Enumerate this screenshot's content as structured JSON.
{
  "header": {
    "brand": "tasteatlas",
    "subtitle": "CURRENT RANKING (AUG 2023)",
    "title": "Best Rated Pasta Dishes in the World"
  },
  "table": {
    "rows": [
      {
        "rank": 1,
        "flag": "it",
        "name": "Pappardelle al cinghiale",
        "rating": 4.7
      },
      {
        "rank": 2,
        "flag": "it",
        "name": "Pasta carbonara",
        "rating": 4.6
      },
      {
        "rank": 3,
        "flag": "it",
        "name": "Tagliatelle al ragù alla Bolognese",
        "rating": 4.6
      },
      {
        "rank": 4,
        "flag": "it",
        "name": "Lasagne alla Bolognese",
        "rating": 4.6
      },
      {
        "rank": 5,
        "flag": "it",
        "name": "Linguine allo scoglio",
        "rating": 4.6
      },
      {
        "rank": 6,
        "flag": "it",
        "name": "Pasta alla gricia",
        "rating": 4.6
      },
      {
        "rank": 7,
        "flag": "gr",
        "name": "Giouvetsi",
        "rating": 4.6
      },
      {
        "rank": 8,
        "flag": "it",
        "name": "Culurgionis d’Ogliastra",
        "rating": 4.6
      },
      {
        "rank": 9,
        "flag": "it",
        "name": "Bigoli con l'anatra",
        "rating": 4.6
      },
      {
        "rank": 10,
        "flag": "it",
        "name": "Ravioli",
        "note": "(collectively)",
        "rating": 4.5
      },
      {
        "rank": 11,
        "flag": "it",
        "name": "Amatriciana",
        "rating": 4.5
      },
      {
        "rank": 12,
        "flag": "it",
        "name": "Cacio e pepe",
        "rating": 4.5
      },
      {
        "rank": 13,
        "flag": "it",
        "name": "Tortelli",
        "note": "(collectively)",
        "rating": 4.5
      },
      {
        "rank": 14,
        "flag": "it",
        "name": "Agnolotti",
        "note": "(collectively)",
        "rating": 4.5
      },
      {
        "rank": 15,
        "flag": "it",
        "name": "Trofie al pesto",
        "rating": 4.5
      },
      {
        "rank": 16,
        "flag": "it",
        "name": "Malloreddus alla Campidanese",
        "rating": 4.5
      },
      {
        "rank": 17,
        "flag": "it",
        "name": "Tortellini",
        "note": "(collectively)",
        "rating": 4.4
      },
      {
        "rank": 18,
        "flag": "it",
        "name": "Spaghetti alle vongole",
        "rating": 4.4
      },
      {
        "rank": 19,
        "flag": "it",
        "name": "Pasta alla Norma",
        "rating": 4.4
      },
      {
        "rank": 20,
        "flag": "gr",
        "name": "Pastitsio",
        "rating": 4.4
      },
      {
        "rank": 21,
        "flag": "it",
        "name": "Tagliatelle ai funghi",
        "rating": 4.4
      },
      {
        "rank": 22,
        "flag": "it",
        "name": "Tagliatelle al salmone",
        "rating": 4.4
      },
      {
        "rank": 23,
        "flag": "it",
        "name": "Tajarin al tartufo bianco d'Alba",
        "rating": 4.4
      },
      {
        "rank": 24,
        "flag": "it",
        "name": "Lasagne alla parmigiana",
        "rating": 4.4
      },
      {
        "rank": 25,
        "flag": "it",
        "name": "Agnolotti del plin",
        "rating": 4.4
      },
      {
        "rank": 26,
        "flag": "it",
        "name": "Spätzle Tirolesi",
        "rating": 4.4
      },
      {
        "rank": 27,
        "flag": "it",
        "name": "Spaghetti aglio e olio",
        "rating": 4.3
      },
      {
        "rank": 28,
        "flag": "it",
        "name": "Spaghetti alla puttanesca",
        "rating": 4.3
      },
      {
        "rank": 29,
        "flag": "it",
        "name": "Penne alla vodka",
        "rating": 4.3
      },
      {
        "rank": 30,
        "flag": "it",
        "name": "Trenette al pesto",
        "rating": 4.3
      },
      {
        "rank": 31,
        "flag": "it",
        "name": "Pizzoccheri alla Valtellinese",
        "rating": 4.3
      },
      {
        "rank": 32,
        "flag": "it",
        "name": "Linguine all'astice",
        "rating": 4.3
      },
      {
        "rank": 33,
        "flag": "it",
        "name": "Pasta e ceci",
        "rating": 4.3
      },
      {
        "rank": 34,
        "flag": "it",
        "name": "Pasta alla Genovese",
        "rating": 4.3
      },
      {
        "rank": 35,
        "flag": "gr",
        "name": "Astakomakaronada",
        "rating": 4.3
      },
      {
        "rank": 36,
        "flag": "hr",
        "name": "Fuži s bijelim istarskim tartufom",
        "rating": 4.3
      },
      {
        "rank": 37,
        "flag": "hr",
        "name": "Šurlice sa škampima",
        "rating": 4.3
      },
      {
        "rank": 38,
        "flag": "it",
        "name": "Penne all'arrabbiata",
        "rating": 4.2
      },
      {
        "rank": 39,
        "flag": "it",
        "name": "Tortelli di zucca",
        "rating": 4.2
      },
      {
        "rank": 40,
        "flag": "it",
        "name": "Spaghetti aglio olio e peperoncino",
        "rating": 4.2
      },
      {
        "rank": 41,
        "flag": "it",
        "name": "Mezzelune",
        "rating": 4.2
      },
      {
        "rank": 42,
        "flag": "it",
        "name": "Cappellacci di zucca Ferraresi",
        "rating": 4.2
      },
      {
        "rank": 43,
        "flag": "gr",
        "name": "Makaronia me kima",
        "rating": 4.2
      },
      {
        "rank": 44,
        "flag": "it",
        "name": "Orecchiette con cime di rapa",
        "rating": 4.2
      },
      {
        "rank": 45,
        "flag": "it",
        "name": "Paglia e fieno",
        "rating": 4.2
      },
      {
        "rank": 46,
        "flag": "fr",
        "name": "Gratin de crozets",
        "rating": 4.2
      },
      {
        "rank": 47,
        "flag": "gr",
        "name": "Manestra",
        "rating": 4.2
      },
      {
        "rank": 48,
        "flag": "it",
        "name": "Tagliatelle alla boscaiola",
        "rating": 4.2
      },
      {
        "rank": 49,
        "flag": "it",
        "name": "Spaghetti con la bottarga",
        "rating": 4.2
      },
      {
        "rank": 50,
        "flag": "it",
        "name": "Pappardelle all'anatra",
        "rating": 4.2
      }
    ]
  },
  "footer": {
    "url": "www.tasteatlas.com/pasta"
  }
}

==

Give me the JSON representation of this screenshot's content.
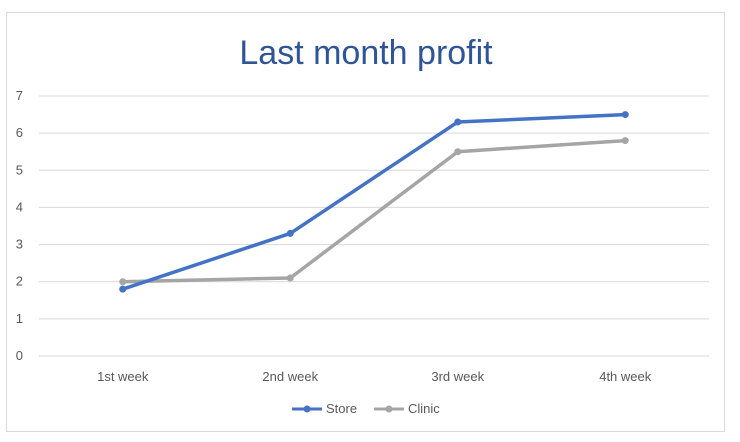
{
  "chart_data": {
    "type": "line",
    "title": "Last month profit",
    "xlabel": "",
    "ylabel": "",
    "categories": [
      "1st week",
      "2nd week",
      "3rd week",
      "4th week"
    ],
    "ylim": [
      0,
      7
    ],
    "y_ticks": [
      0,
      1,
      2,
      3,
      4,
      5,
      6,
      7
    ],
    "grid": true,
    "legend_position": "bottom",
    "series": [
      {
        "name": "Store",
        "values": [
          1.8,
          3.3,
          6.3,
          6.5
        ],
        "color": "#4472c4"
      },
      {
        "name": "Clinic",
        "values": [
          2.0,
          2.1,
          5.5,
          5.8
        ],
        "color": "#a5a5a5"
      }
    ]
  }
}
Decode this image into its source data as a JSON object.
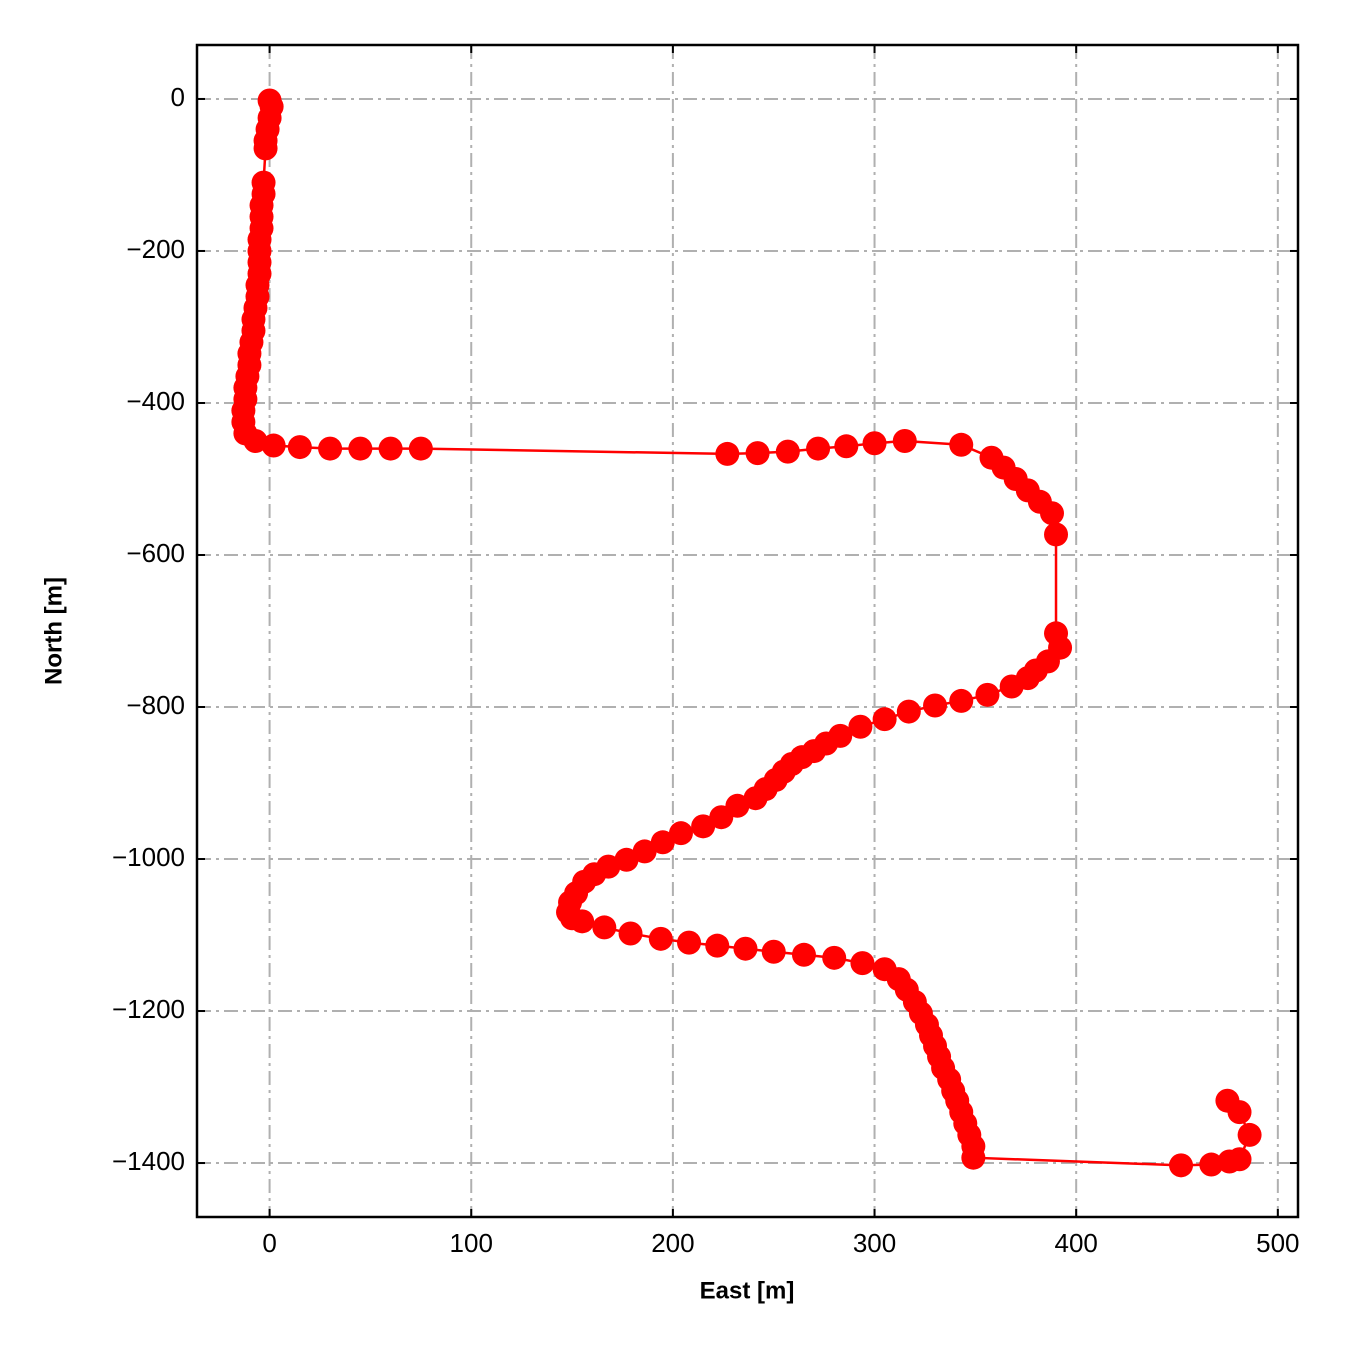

Task brief: Without the pictures, give again only the lines beginning at the line that contains "Give me the" and stopping after the line that contains "Decode this image", exactly as written.

Answer to the problem:
Give me the JSON representation of this screenshot's content.
{
  "chart_data": {
    "type": "line",
    "title": "Last month profit",
    "xlabel": "",
    "ylabel": "",
    "categories": [
      "1st week",
      "2nd week",
      "3rd week",
      "4th week"
    ],
    "ylim": [
      0,
      7
    ],
    "y_ticks": [
      0,
      1,
      2,
      3,
      4,
      5,
      6,
      7
    ],
    "grid": true,
    "legend_position": "bottom",
    "series": [
      {
        "name": "Store",
        "values": [
          1.8,
          3.3,
          6.3,
          6.5
        ],
        "color": "#4472c4"
      },
      {
        "name": "Clinic",
        "values": [
          2.0,
          2.1,
          5.5,
          5.8
        ],
        "color": "#a5a5a5"
      }
    ]
  }
}
Decode this image into its source data as a JSON object.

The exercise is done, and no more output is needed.